Please copy the entries word for word, from the first one down through the one containing "menu-item-price: 12.50 <box>325 1046", including both.

##### Material for this exercise

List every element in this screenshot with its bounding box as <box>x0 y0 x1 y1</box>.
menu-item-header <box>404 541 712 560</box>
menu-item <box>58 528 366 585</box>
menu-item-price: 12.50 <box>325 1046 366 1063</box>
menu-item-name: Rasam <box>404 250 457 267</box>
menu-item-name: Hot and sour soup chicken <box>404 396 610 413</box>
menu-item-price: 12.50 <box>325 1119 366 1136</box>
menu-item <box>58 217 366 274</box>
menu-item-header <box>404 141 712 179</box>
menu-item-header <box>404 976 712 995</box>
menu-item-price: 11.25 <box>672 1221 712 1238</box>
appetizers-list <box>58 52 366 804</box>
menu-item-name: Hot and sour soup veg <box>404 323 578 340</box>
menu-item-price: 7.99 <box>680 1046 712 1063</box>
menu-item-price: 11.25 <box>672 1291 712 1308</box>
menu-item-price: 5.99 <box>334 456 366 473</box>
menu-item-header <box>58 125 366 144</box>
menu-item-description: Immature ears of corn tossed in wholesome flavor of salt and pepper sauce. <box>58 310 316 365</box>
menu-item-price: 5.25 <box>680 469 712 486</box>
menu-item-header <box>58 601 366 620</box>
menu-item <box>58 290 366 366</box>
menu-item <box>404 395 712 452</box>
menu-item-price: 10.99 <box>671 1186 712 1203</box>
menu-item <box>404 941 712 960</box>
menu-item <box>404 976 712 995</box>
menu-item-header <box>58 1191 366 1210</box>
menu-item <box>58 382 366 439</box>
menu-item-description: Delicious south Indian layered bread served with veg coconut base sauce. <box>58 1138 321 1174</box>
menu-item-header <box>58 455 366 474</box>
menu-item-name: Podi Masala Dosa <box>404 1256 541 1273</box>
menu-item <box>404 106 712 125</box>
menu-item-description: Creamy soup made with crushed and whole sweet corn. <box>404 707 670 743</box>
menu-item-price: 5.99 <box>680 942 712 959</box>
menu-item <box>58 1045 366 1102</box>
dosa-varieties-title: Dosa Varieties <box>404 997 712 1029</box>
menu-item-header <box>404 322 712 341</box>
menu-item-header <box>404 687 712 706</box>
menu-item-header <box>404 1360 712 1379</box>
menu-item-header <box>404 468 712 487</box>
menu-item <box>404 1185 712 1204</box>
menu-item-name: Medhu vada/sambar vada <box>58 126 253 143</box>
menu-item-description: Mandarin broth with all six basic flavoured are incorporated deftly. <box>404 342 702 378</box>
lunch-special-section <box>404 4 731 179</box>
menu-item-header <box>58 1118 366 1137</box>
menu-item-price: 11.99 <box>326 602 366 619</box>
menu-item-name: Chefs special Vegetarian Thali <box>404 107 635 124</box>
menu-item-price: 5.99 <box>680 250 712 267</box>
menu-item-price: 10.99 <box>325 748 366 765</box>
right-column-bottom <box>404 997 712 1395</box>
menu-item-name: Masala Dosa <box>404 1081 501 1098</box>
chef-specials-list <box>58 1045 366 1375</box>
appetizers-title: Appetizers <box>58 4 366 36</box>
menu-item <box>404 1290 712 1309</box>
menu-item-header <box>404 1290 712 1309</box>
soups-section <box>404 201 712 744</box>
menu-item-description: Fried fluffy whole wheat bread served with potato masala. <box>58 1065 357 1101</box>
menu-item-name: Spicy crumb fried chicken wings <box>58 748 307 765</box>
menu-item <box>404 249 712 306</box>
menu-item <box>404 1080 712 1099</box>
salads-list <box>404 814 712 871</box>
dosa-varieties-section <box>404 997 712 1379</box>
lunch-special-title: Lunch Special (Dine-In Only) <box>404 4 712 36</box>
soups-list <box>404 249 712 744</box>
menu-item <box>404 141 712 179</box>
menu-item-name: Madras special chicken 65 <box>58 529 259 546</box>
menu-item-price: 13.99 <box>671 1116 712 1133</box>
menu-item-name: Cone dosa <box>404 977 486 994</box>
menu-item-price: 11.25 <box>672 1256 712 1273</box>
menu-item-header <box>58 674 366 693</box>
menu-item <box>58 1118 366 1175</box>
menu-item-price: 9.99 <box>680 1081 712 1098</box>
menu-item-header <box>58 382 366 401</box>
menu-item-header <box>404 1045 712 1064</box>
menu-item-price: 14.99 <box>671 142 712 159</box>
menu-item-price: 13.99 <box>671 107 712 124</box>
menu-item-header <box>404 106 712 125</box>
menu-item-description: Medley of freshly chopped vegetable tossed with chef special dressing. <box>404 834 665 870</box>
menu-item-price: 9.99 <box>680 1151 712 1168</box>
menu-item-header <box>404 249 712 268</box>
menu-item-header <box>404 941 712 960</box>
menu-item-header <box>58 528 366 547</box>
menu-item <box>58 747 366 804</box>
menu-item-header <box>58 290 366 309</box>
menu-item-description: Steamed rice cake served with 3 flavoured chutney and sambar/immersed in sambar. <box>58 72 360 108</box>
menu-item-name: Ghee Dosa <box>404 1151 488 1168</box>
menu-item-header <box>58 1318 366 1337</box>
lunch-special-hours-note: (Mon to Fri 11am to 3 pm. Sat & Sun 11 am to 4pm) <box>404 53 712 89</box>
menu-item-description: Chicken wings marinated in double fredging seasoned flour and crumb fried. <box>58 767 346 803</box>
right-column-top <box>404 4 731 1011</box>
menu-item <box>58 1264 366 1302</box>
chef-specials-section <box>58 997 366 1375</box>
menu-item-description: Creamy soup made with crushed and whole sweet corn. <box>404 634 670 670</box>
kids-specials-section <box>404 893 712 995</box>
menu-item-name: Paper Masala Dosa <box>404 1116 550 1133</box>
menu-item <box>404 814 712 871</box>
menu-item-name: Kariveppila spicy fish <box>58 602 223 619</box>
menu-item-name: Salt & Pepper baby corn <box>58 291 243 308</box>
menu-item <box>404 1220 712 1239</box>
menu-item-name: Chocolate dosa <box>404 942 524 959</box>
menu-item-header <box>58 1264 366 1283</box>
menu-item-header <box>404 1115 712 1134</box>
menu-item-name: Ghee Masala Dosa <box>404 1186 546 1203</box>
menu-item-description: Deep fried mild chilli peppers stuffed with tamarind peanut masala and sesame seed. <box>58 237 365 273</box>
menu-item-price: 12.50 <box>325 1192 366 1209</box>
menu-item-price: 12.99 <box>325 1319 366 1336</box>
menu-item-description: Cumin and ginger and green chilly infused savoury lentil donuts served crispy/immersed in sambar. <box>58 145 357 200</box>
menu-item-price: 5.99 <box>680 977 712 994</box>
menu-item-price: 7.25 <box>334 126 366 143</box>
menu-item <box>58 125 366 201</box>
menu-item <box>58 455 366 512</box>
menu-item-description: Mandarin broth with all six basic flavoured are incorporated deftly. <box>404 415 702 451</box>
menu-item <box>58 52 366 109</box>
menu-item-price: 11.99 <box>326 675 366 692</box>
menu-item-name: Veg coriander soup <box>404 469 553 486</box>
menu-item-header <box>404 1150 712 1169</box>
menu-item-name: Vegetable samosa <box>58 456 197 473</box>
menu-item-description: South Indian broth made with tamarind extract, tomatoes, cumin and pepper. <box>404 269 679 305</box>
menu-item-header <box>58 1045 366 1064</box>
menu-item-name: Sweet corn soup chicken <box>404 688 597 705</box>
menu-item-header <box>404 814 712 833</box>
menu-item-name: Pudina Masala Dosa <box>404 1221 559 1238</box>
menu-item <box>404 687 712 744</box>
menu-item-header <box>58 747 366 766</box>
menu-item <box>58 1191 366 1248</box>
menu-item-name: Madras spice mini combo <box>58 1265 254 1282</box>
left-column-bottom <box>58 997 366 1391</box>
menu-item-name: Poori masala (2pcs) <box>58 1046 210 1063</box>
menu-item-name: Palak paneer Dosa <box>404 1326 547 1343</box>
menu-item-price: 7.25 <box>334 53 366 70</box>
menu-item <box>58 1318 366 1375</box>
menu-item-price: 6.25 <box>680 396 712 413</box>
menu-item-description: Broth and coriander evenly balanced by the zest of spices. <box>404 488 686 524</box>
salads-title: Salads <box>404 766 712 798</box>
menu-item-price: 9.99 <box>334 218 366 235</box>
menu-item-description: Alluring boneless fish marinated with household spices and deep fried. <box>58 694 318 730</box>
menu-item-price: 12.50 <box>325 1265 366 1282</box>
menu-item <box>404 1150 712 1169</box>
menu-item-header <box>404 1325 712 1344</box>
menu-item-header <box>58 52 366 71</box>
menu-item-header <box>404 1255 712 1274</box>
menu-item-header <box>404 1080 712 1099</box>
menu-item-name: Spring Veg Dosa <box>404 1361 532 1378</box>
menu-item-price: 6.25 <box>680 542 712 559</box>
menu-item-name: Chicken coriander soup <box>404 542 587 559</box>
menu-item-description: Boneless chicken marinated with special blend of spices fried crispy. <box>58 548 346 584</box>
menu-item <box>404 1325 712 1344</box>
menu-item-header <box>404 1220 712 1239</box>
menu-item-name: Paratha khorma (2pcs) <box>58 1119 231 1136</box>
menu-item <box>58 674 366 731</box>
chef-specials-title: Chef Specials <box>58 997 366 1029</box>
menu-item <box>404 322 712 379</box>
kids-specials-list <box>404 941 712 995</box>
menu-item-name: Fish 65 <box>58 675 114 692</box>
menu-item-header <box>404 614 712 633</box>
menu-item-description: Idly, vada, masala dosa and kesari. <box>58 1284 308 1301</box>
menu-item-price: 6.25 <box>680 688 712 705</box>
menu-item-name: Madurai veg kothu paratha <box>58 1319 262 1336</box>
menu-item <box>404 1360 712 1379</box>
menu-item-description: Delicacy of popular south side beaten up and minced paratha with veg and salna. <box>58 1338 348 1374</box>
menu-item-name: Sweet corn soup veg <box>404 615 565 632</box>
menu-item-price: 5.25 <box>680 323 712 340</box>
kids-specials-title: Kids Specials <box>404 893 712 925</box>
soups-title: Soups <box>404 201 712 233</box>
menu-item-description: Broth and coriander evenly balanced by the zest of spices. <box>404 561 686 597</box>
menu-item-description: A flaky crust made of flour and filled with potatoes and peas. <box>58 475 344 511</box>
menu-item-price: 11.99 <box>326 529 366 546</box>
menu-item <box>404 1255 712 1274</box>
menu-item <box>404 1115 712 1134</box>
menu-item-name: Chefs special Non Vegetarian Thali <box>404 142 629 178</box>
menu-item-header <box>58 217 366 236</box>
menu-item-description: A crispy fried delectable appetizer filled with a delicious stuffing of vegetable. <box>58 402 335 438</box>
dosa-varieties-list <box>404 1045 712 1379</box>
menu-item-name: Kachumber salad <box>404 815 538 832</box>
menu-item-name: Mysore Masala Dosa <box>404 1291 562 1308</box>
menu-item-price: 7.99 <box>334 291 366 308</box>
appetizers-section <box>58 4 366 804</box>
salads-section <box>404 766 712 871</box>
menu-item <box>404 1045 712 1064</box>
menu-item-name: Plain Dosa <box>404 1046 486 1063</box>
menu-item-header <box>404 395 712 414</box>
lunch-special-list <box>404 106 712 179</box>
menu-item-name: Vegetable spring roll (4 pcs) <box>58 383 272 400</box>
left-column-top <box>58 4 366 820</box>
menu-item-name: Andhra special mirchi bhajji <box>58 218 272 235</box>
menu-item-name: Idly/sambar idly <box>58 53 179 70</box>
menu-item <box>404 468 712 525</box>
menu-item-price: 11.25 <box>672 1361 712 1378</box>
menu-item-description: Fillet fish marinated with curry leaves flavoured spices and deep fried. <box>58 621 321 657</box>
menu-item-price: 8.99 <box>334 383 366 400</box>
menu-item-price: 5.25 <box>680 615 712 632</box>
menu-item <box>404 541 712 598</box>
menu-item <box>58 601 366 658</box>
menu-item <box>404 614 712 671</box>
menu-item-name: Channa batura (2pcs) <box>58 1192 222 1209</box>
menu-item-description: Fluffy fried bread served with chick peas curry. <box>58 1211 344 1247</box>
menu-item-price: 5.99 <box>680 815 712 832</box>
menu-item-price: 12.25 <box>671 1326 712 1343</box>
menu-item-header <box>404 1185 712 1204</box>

##########

Complete answer:
List every element in this screenshot with its bounding box as <box>x0 y0 x1 y1</box>.
menu-item-header <box>404 541 712 560</box>
menu-item <box>58 528 366 585</box>
menu-item-price: 12.50 <box>325 1046 366 1063</box>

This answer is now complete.